REQUEST> In the records below, find each line containing the word "ocean" and copy it.

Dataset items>

┌──

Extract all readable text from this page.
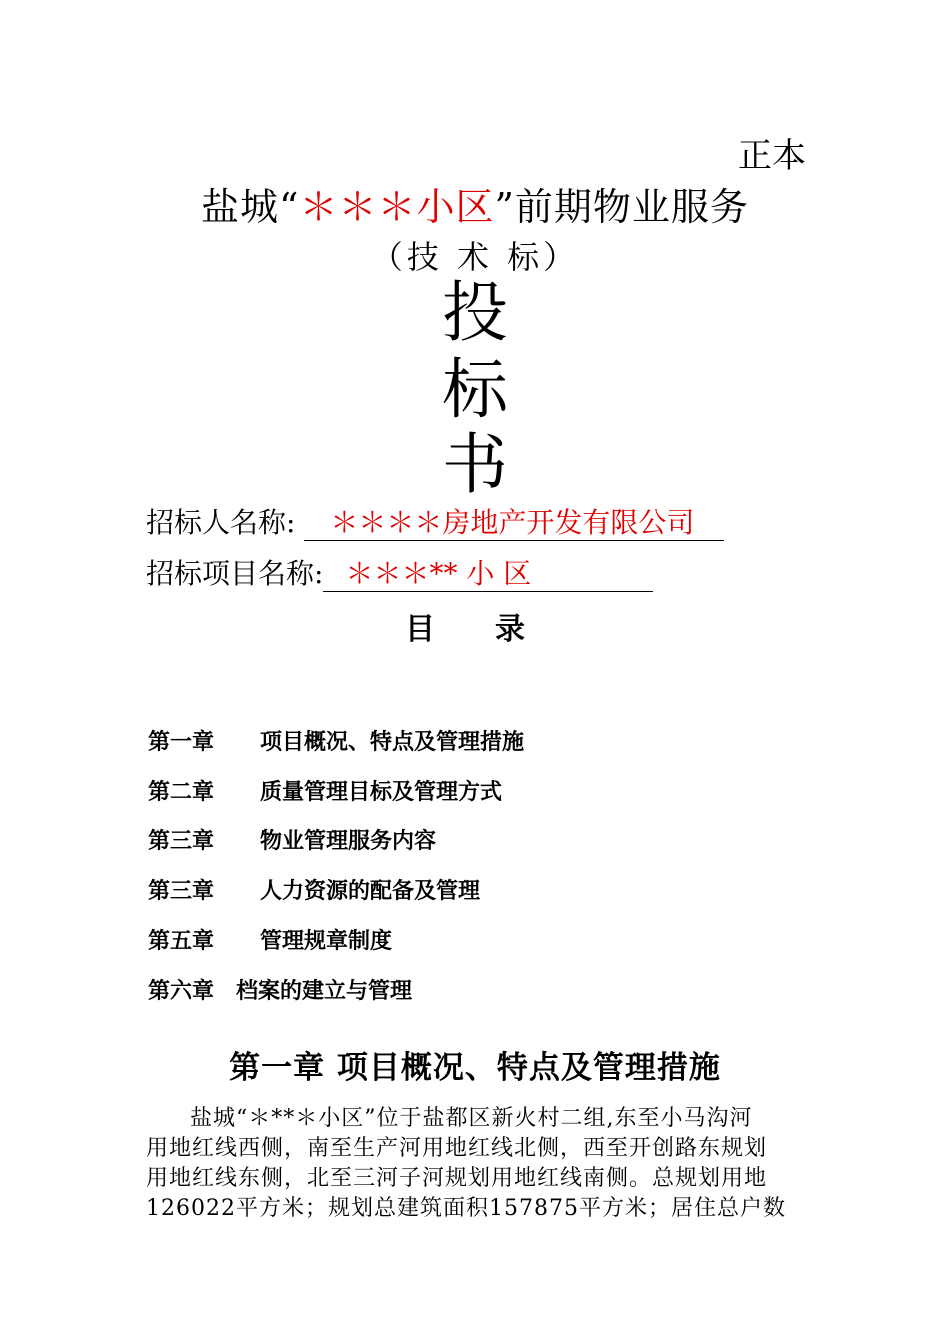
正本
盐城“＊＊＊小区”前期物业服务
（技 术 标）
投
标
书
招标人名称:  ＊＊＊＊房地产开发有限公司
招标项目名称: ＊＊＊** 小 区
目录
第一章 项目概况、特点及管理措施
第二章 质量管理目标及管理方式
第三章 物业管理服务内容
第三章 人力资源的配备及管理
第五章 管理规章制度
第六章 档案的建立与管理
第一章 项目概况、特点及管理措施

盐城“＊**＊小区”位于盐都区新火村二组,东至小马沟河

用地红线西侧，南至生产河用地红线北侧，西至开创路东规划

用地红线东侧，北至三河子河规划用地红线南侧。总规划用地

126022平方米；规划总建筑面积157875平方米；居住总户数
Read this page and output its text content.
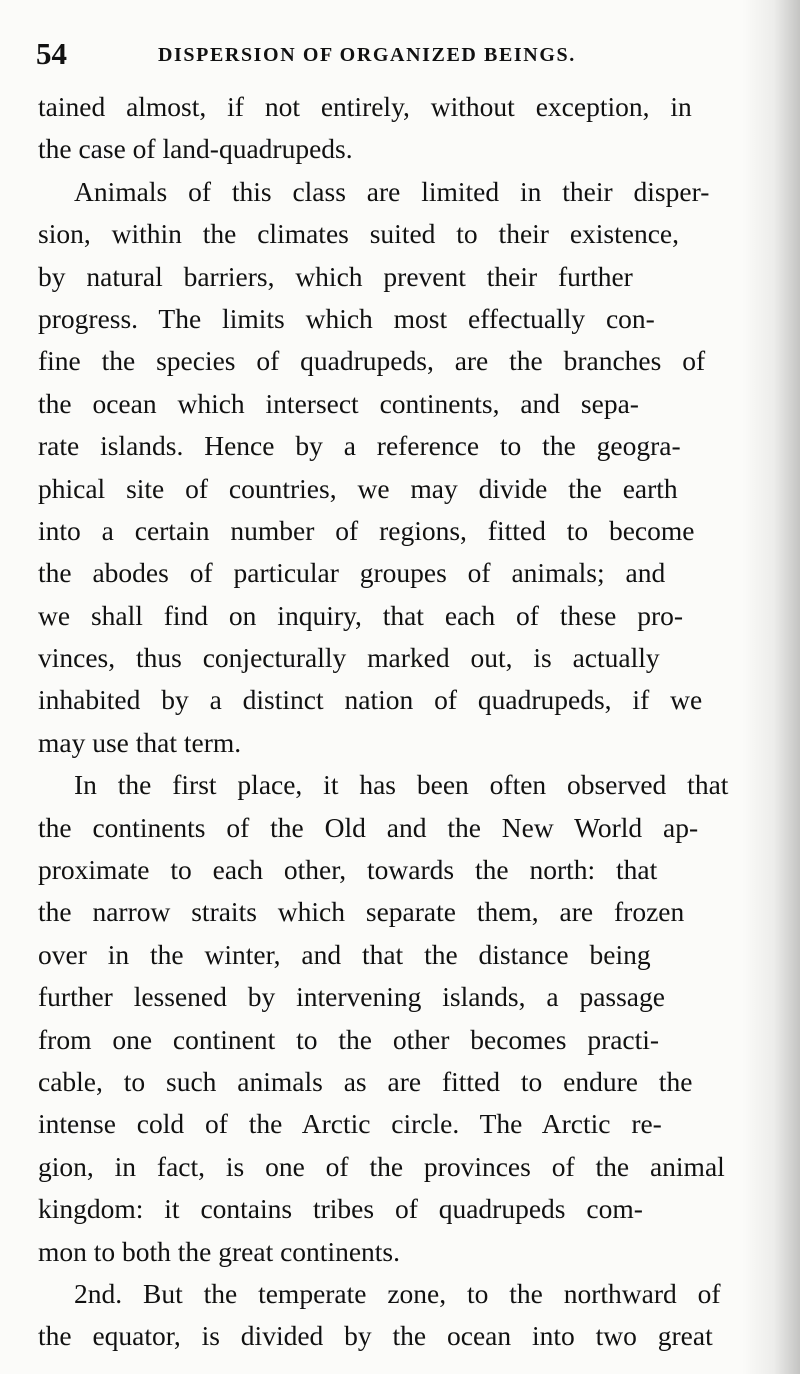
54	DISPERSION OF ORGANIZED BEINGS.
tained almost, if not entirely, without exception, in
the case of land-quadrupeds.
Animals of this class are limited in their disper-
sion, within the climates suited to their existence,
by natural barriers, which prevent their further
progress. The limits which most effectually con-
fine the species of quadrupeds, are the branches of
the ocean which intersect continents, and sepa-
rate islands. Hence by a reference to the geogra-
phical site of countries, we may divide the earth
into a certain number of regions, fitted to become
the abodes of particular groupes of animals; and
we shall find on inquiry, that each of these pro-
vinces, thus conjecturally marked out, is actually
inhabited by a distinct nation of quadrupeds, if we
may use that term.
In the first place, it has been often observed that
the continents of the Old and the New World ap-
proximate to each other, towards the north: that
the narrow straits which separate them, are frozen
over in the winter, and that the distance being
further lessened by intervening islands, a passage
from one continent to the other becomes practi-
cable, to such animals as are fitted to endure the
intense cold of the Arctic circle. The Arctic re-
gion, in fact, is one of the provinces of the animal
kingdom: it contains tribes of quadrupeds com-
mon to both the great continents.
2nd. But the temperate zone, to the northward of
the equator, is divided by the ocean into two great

└──

RESPONSE FOR THIS EXERCISE>
the ocean which intersect continents, and sepa-
the equator, is divided by the ocean into two great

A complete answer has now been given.